◆ Problem to solve ◆
Give the listing again character for character, but drop the images.

--- START Rows ---

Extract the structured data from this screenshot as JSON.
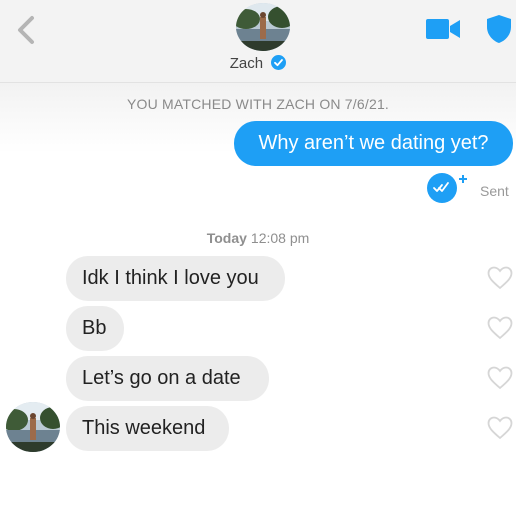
{
  "header": {
    "contact_name": "Zach",
    "verified": true,
    "accent_color": "#1e9ff5"
  },
  "icons": {
    "back": "chevron-left-icon",
    "video": "video-camera-icon",
    "safety": "shield-icon",
    "verified": "verified-badge-icon",
    "read": "double-check-icon",
    "like": "heart-outline-icon"
  },
  "conversation": {
    "matched_banner": "YOU MATCHED WITH ZACH ON 7/6/21.",
    "outgoing": [
      {
        "text": "Why aren’t we dating yet?",
        "status": "Sent"
      }
    ],
    "divider": {
      "day": "Today",
      "time": "12:08 pm"
    },
    "incoming": [
      {
        "text": "Idk I think I love you"
      },
      {
        "text": "Bb"
      },
      {
        "text": "Let’s go on a date"
      },
      {
        "text": "This weekend"
      }
    ]
  }
}
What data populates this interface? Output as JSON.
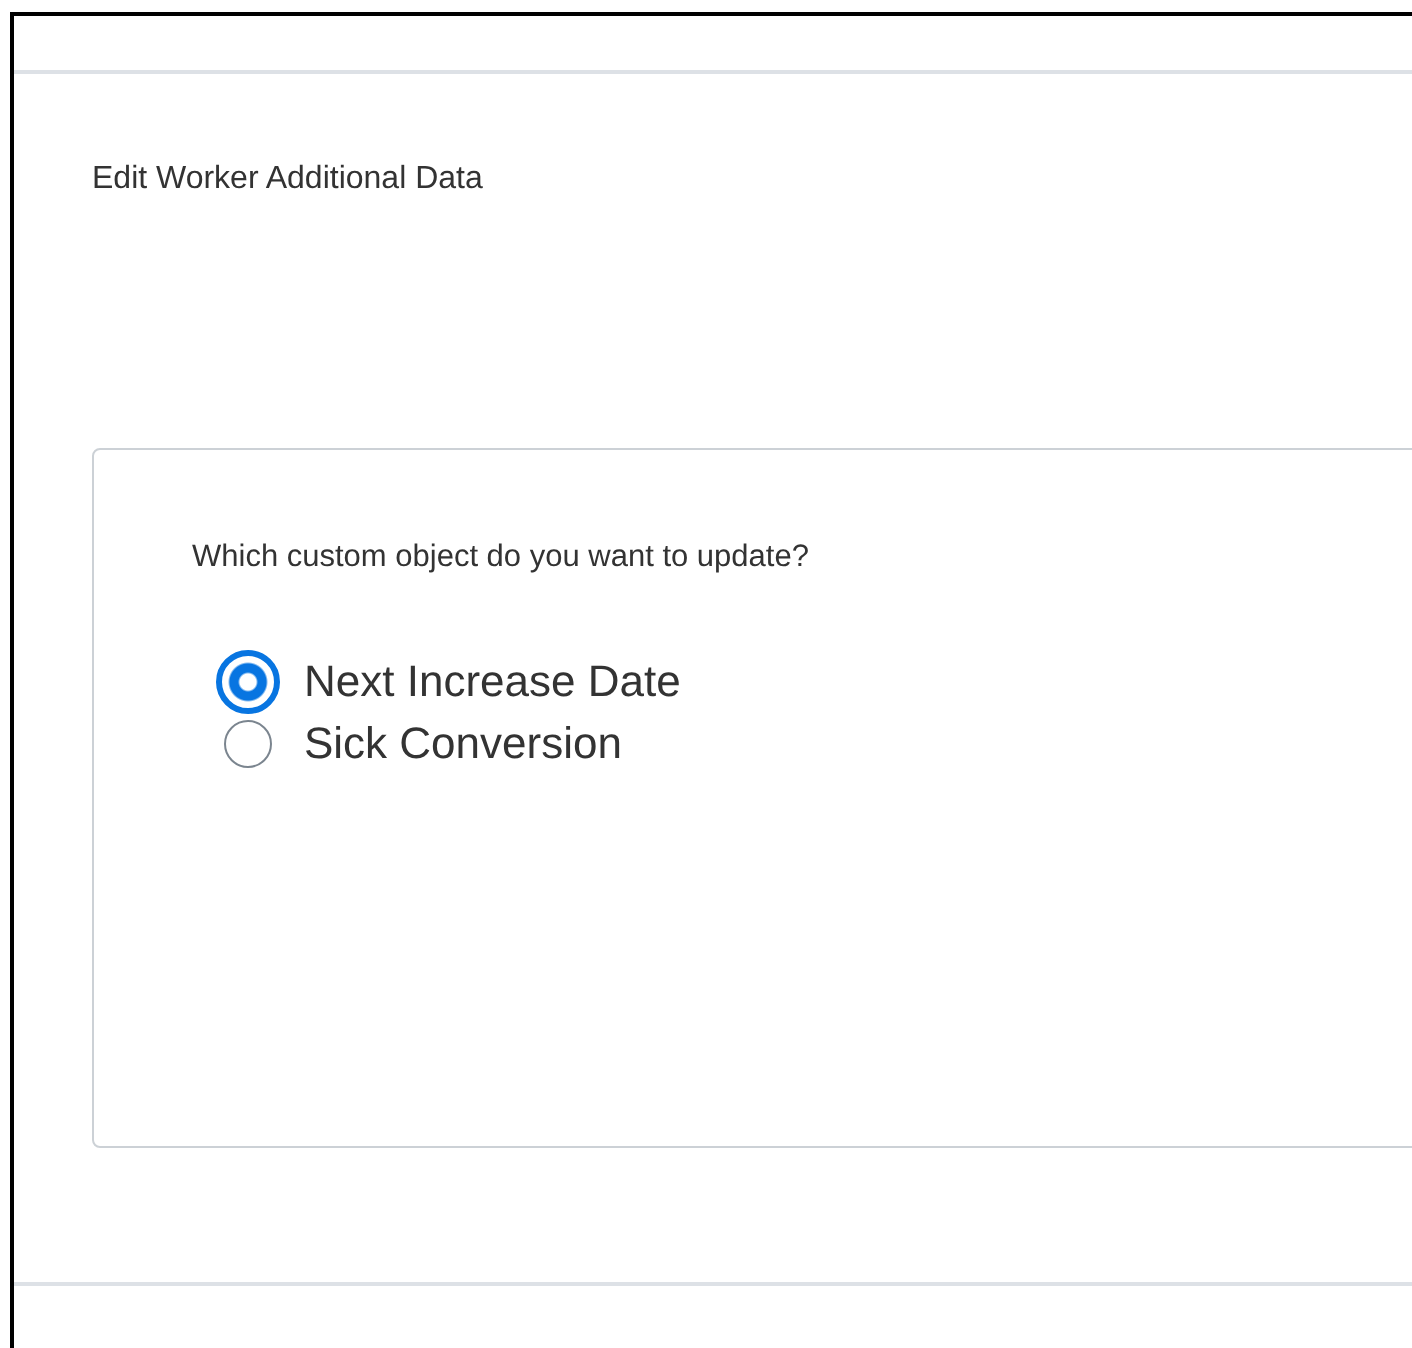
{
  "page": {
    "title": "Edit Worker Additional Data"
  },
  "question": {
    "prompt": "Which custom object do you want to update?",
    "options": [
      {
        "label": "Next Increase Date",
        "selected": true
      },
      {
        "label": "Sick Conversion",
        "selected": false
      }
    ]
  }
}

--- END Rows ---

◆ Exercise result ◆
Extract the structured data from this screenshot as JSON.
{
  "header": {
    "contact_name": "Zach",
    "verified": true,
    "accent_color": "#1e9ff5"
  },
  "icons": {
    "back": "chevron-left-icon",
    "video": "video-camera-icon",
    "safety": "shield-icon",
    "verified": "verified-badge-icon",
    "read": "double-check-icon",
    "like": "heart-outline-icon"
  },
  "conversation": {
    "matched_banner": "YOU MATCHED WITH ZACH ON 7/6/21.",
    "outgoing": [
      {
        "text": "Why aren’t we dating yet?",
        "status": "Sent"
      }
    ],
    "divider": {
      "day": "Today",
      "time": "12:08 pm"
    },
    "incoming": [
      {
        "text": "Idk I think I love you"
      },
      {
        "text": "Bb"
      },
      {
        "text": "Let’s go on a date"
      },
      {
        "text": "This weekend"
      }
    ]
  }
}
What data populates this interface? Output as JSON.
{
  "page": {
    "title": "Edit Worker Additional Data"
  },
  "question": {
    "prompt": "Which custom object do you want to update?",
    "options": [
      {
        "label": "Next Increase Date",
        "selected": true
      },
      {
        "label": "Sick Conversion",
        "selected": false
      }
    ]
  }
}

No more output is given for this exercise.